-- Start of Information provided --

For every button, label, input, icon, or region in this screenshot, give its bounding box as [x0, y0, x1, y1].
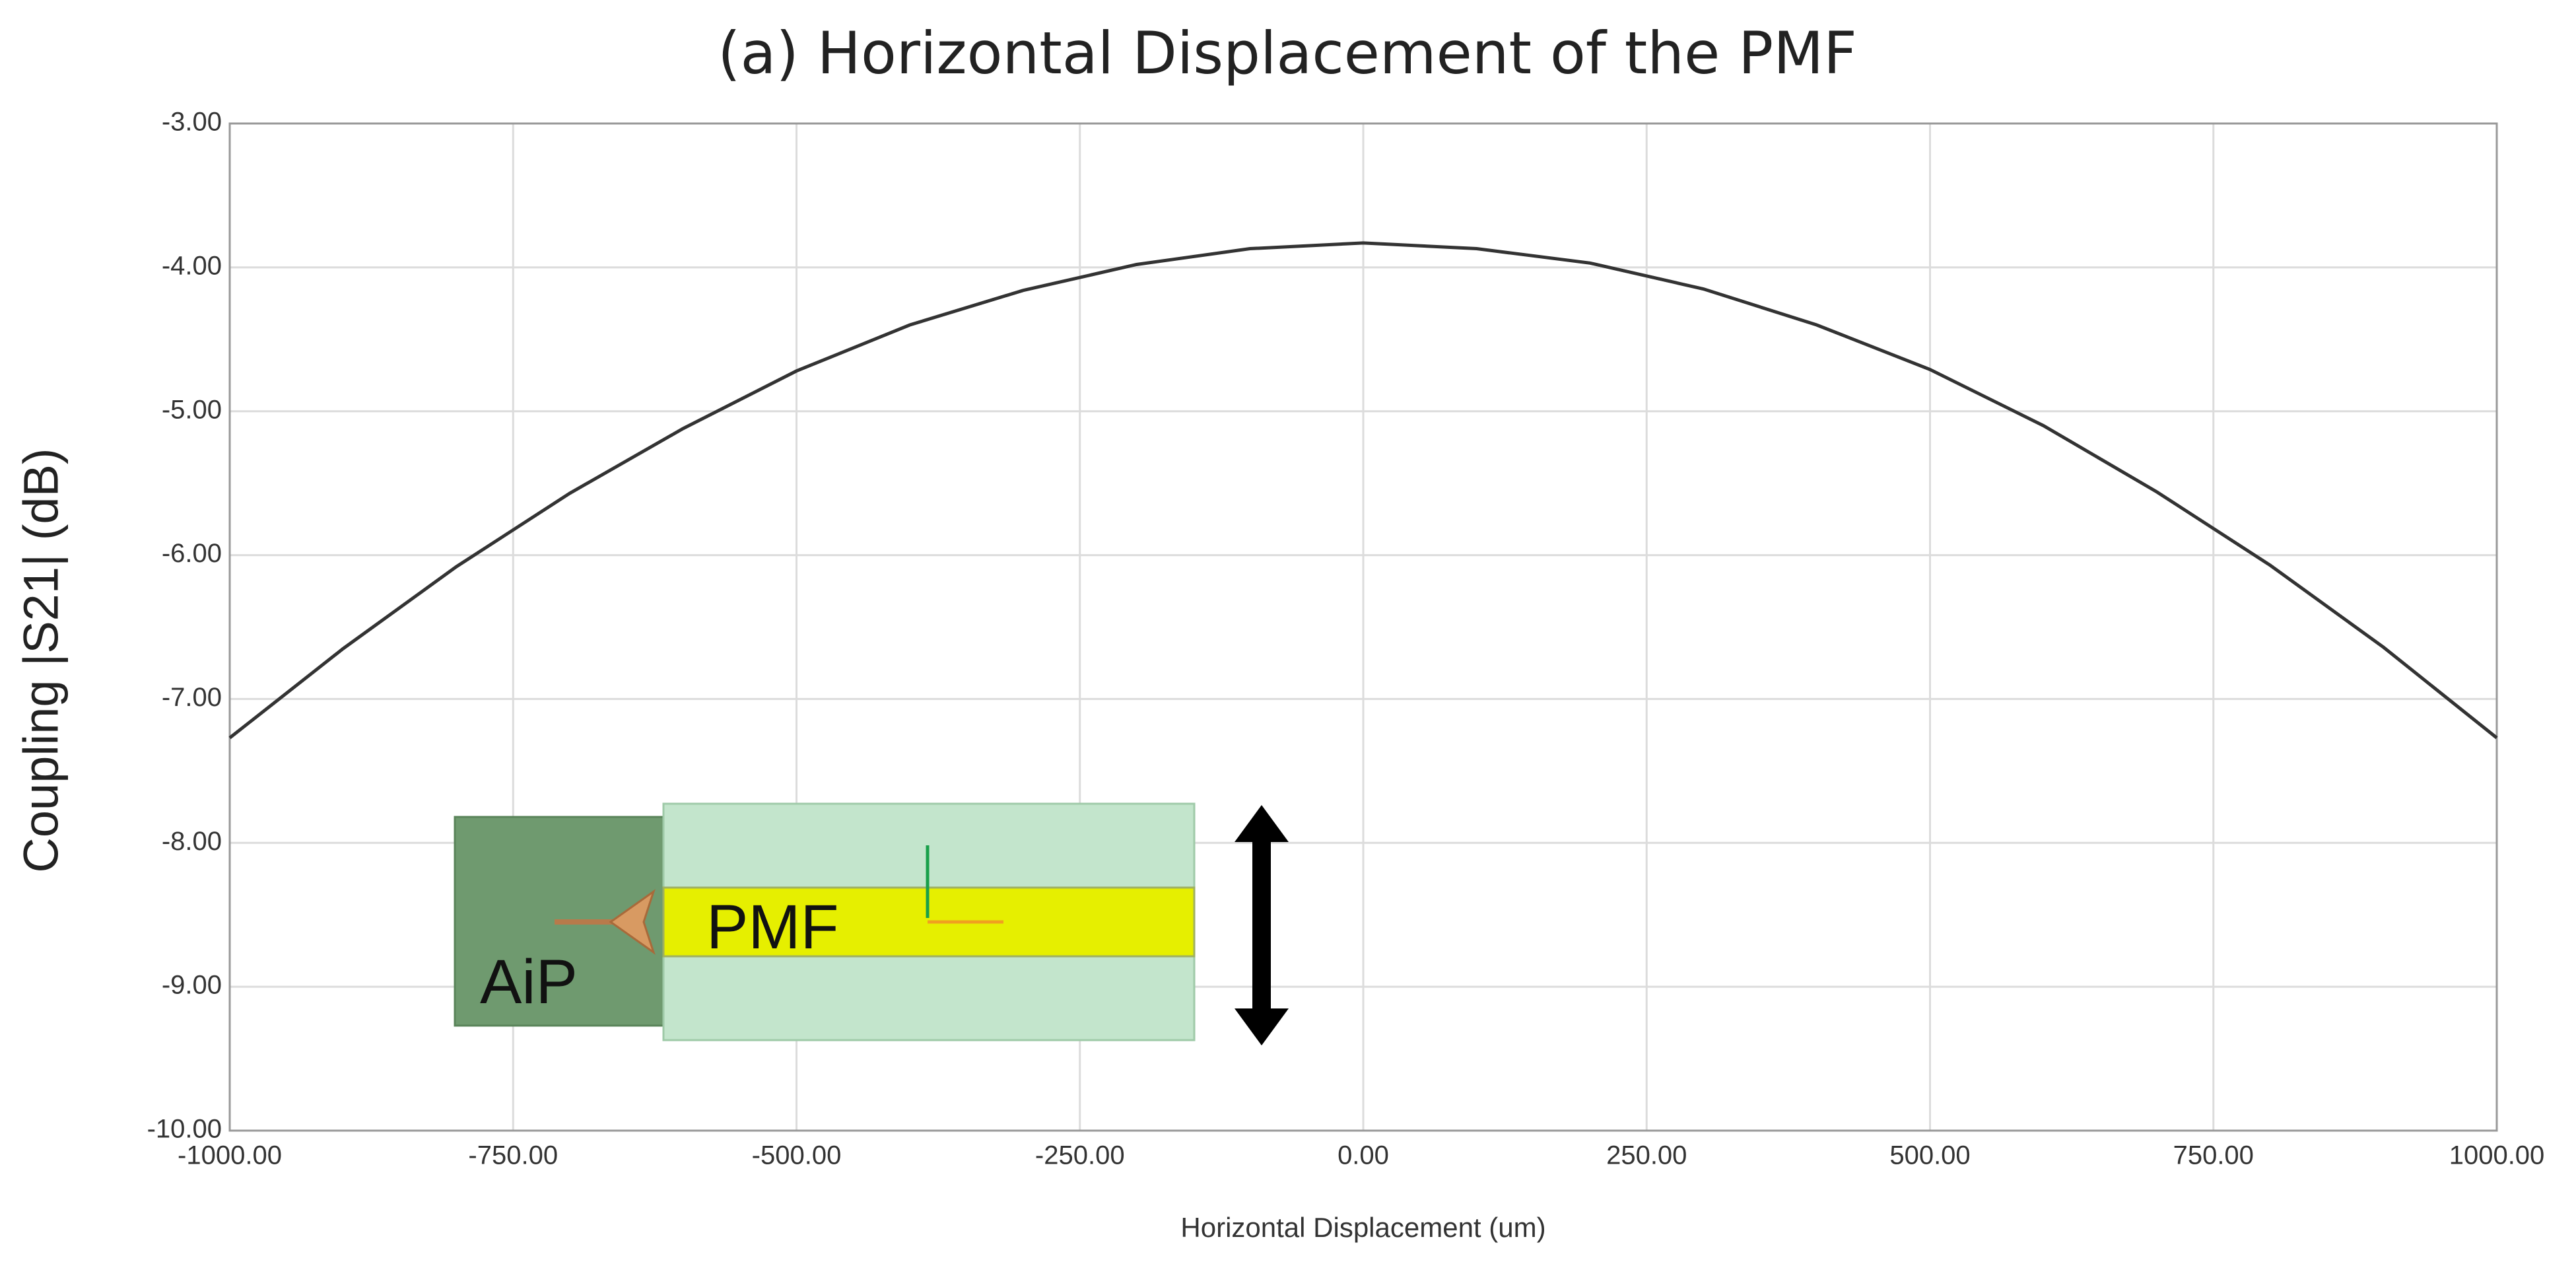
x-tick-label: -750.00 — [468, 1141, 558, 1170]
chart-title: (a) Horizontal Displacement of the PMF — [718, 19, 1857, 87]
y-tick-label: -5.00 — [162, 395, 222, 424]
plot-border — [228, 122, 2498, 1132]
x-tick-label: 500.00 — [1889, 1141, 1970, 1170]
y-axis-label: Coupling |S21| (dB) — [14, 448, 69, 872]
x-tick-label: 750.00 — [2173, 1141, 2254, 1170]
x-tick-label: -250.00 — [1035, 1141, 1125, 1170]
inset-label: PMF — [706, 892, 839, 962]
arrow-head — [1235, 1008, 1289, 1045]
y-tick-label: -10.00 — [147, 1115, 222, 1144]
series — [228, 241, 2498, 740]
y-tick-label: -4.00 — [162, 251, 222, 280]
data-line — [228, 241, 2498, 740]
y-tick-label: -8.00 — [162, 827, 222, 856]
arrow-head — [1235, 805, 1289, 842]
y-tick-label: -7.00 — [162, 683, 222, 712]
y-tick-label: -9.00 — [162, 971, 222, 1000]
inset-diagram: AiP PMF — [454, 802, 1289, 1045]
x-tick-label: -1000.00 — [178, 1141, 282, 1170]
antenna — [609, 889, 656, 955]
x-tick-label: 250.00 — [1606, 1141, 1687, 1170]
x-tick-label: 0.00 — [1338, 1141, 1389, 1170]
x-tick-label: 1000.00 — [2449, 1141, 2545, 1170]
y-tick-label: -6.00 — [162, 539, 222, 568]
x-axis-label: Horizontal Displacement (um) — [1180, 1212, 1545, 1243]
x-tick-label: -500.00 — [752, 1141, 842, 1170]
y-tick-label: -3.00 — [162, 108, 222, 137]
inset-label: AiP — [480, 947, 578, 1017]
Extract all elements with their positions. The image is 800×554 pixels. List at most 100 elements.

-- End of Information provided --

Please copy every line of the items above word for word, leaving out the pictures.

For every button, label, input, icon, or region in this screenshot, give its bounding box as [x0, y0, x1, y1].
x-tick-label: -750.00 — [468, 1141, 558, 1170]
chart-title: (a) Horizontal Displacement of the PMF — [718, 19, 1857, 87]
y-tick-label: -5.00 — [162, 395, 222, 424]
plot-border — [228, 122, 2498, 1132]
x-tick-label: 500.00 — [1889, 1141, 1970, 1170]
y-axis-label: Coupling |S21| (dB) — [14, 448, 69, 872]
x-tick-label: 750.00 — [2173, 1141, 2254, 1170]
x-tick-label: -250.00 — [1035, 1141, 1125, 1170]
inset-label: PMF — [706, 892, 839, 962]
arrow-head — [1235, 1008, 1289, 1045]
y-tick-label: -10.00 — [147, 1115, 222, 1144]
series — [228, 241, 2498, 740]
y-tick-label: -4.00 — [162, 251, 222, 280]
data-line — [228, 241, 2498, 740]
y-tick-label: -8.00 — [162, 827, 222, 856]
arrow-head — [1235, 805, 1289, 842]
y-tick-label: -7.00 — [162, 683, 222, 712]
y-tick-label: -9.00 — [162, 971, 222, 1000]
inset-diagram: AiP PMF — [454, 802, 1289, 1045]
x-tick-label: -1000.00 — [178, 1141, 282, 1170]
antenna — [609, 889, 656, 955]
x-tick-label: 250.00 — [1606, 1141, 1687, 1170]
x-tick-label: 0.00 — [1338, 1141, 1389, 1170]
x-tick-label: 1000.00 — [2449, 1141, 2545, 1170]
y-tick-label: -6.00 — [162, 539, 222, 568]
x-axis-label: Horizontal Displacement (um) — [1180, 1212, 1545, 1243]
x-tick-label: -500.00 — [752, 1141, 842, 1170]
y-tick-label: -3.00 — [162, 108, 222, 137]
inset-label: AiP — [480, 947, 578, 1017]
Extract all elements with their positions. The image is 800×554 pixels. List at most 100 elements.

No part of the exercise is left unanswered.